El fin del mundo, como promesa de la época, alimenta el desánimo y la impotencia de un pueblo mutilado. ¿Podemos volver a componer un pueblo estos fragmentarios cuerpos cyber-orgánicos, tanto más lejos entre nosotres cuanto más cerca de las pantallas? La nostalgia crece paralela a la esperanza, cuando nos posponemos hacia adelante o atrás, evitando experimentar en la catástrofe presente los insospechados encuentros que puedan abrir colectivamente la acción. Ya estamos en la ruina del mundo, el país incendiado, el planeta agotado, la vida sacrificada, las fuerzas estrujadas, todo para sostener el modelo de acumulación. El apocalipsis es la amenaza con que la razón imperial oculta y celebra nuestra ruina.
El mandato capitalista es no recordar los cadáveres la sangre las cenizas las violaciones los sables los hawker hunter las tanquetas los yataganes las bayonetas la pasta base las balas 5,56 del M4.
El mandato capitalista es olvidar la dignidad de la desobediencia los nombres propios las edades las historias personales entretejidas las sonrisas rebeldes la resistencia los camiones de pollos recuperados el entusiasmo vertiginoso las proclamas en la radio las escuelas clandestinas el profundo amor de decirte compañera.
El mandato capitalista es no imaginar.
Aquí irrumpe el libro-objeto Documental de Jaime Pinos, artefacto explosivo en la palabra vaciada. Poética afirmativa de la violencia, que hace circular una fuerza transgeneracional en la palabra-imagen como corredor afectivo entre quienes todavía pueden escuchar. No es fácil prestar atención a la sabiduría de la montaña, a la solidaridad de los árboles, a la lengua de los pájaros, cuando la aceleración ruge sus motores destemplados. El miedo nos hizo sordos, la securitización nos desafectó. Parecemos insensibles a la crueldad contra nuestras viejas y viejos que mal-viven y mal-mueren. Entonces, como Lihn hablándole a su hijo de meses, Jaime Pinos le susurra a su hija que, a pesar de lo que han visto sus ojos, la vida puede ser hermosa.
---
Prosigue el texto sobre el libro Documental de Jaime Pinos a partir de su última oración. El listado no guarda ninguna relación con el texto.

Datos del ejercicio —
---
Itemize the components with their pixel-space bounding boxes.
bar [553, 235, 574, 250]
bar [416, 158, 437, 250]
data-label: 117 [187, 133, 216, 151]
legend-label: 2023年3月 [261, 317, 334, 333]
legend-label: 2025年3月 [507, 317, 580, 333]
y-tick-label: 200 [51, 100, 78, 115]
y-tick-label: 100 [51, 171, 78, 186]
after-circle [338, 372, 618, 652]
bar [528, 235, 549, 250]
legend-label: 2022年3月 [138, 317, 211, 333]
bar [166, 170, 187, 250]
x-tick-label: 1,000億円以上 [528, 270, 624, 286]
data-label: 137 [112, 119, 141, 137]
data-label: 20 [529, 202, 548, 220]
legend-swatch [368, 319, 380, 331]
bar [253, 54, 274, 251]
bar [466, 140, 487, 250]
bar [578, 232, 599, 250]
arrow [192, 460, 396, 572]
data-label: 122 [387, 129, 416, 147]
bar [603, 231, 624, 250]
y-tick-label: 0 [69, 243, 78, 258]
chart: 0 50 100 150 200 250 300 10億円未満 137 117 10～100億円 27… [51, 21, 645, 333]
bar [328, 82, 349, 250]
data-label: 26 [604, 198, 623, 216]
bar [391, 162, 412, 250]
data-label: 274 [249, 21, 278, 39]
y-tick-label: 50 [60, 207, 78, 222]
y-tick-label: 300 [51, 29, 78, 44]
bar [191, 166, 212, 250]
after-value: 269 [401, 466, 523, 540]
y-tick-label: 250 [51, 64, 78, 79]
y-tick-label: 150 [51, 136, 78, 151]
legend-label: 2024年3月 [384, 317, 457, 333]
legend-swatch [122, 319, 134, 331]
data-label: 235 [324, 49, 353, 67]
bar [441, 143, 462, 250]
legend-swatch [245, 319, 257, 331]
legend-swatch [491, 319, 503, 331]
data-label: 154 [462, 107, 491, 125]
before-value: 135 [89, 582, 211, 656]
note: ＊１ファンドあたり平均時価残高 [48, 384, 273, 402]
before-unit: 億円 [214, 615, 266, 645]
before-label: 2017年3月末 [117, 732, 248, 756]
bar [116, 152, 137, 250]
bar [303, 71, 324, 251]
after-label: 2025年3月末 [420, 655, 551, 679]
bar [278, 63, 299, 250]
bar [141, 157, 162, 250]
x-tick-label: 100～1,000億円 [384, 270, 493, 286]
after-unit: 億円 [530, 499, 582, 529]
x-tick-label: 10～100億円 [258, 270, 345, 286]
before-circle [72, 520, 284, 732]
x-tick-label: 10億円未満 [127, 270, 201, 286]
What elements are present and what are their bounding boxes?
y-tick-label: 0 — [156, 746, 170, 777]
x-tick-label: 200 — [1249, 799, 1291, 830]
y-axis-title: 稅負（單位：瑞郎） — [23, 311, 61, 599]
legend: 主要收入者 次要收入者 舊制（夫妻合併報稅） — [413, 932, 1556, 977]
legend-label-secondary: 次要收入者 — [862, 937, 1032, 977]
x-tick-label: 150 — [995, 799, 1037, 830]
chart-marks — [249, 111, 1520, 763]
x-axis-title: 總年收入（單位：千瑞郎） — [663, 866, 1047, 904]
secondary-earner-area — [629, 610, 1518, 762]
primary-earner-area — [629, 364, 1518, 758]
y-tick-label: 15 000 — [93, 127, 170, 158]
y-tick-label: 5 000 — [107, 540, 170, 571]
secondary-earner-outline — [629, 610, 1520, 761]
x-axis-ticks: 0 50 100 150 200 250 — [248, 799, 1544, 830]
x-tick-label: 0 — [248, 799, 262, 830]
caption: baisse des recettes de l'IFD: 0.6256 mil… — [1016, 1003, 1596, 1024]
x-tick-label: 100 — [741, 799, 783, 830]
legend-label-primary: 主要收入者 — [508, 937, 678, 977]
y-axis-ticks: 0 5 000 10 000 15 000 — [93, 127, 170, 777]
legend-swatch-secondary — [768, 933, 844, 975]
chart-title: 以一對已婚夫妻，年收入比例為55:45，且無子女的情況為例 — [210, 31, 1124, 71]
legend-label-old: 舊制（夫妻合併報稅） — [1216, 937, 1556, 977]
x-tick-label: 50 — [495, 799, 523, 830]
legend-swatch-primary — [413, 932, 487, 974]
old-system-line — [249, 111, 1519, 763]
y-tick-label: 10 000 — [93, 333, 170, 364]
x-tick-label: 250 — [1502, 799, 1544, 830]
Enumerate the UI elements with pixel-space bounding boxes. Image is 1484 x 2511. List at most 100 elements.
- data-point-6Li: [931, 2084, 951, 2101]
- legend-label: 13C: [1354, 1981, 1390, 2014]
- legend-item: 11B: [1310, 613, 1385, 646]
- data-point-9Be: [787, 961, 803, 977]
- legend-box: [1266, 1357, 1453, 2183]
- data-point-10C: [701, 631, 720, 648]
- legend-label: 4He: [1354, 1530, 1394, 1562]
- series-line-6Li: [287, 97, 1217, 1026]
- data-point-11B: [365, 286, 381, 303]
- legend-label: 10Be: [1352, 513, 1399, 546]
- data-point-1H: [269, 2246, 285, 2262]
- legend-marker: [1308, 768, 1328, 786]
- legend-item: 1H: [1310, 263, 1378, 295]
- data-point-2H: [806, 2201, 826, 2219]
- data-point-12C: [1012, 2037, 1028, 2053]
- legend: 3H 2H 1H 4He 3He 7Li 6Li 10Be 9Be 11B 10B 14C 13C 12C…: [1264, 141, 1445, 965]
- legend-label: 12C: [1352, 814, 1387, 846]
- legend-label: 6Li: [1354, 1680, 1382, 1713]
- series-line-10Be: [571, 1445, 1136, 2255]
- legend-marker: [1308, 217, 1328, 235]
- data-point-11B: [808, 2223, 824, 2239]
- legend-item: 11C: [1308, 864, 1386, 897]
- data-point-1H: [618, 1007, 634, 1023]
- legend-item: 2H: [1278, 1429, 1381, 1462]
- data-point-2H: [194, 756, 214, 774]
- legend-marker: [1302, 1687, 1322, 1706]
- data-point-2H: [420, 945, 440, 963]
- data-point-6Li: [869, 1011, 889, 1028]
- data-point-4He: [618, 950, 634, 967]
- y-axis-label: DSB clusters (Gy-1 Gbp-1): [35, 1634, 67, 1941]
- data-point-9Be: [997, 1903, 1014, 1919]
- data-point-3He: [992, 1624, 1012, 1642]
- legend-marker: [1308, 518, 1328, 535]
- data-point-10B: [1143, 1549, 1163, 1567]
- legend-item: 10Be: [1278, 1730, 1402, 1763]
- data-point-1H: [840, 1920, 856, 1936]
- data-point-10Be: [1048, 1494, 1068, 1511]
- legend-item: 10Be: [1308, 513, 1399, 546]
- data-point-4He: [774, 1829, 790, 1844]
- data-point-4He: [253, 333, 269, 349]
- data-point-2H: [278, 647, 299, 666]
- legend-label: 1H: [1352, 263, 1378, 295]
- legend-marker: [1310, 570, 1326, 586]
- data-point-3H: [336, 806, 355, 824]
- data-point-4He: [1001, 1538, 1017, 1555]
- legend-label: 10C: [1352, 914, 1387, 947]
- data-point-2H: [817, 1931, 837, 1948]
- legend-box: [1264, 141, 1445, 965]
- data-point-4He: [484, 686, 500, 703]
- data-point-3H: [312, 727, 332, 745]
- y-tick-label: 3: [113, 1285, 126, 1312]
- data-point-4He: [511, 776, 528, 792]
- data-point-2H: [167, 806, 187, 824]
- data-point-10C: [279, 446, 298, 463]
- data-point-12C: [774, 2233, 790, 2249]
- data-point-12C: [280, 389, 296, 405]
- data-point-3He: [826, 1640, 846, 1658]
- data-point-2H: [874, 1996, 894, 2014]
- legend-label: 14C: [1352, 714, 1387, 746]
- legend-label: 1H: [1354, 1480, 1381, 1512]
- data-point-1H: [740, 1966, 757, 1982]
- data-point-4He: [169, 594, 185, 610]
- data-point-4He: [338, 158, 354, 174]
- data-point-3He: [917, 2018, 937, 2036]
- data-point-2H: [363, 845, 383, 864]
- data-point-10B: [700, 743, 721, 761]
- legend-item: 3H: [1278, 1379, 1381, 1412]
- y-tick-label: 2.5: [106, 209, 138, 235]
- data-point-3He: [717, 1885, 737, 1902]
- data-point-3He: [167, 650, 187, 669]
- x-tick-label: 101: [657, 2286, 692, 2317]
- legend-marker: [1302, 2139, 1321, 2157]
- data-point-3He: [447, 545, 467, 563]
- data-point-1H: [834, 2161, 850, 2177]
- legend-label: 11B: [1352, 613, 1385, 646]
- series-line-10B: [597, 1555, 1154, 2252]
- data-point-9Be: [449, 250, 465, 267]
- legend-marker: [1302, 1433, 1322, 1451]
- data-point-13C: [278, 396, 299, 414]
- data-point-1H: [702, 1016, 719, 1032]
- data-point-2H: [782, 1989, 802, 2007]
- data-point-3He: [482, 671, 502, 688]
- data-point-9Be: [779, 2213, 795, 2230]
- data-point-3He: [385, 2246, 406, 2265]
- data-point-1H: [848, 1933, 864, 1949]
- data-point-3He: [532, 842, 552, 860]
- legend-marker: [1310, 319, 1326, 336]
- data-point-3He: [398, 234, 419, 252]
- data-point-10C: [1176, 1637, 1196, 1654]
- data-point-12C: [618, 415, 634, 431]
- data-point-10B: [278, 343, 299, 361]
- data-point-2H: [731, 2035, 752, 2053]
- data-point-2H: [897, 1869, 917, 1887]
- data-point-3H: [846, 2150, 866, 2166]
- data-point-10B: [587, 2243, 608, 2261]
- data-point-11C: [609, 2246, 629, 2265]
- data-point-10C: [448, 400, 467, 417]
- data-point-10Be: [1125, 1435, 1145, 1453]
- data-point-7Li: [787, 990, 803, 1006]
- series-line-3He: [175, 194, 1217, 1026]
---
Respuesta final —
La nueva canción chilena y el canto de resistencia a la dictadura fueron los poemas de mi infancia. En cierta forma, puedo decir que son mi lengua materna. Mi madre me enseñó el mundo a través de esa canción que decía: “se precisan niños para amanecer”, mientras los ratis diezmaban a los últimos grupos armados que no creyeron en la esperanza, “la gran falsificadora”. Desde ese lugar me siento remecido por la poesía de Jaime Pinos, que actualiza con nitidez la historia del despojo concatenando los hechos y los residuos con la técnica cinematográfica del metraje encontrado.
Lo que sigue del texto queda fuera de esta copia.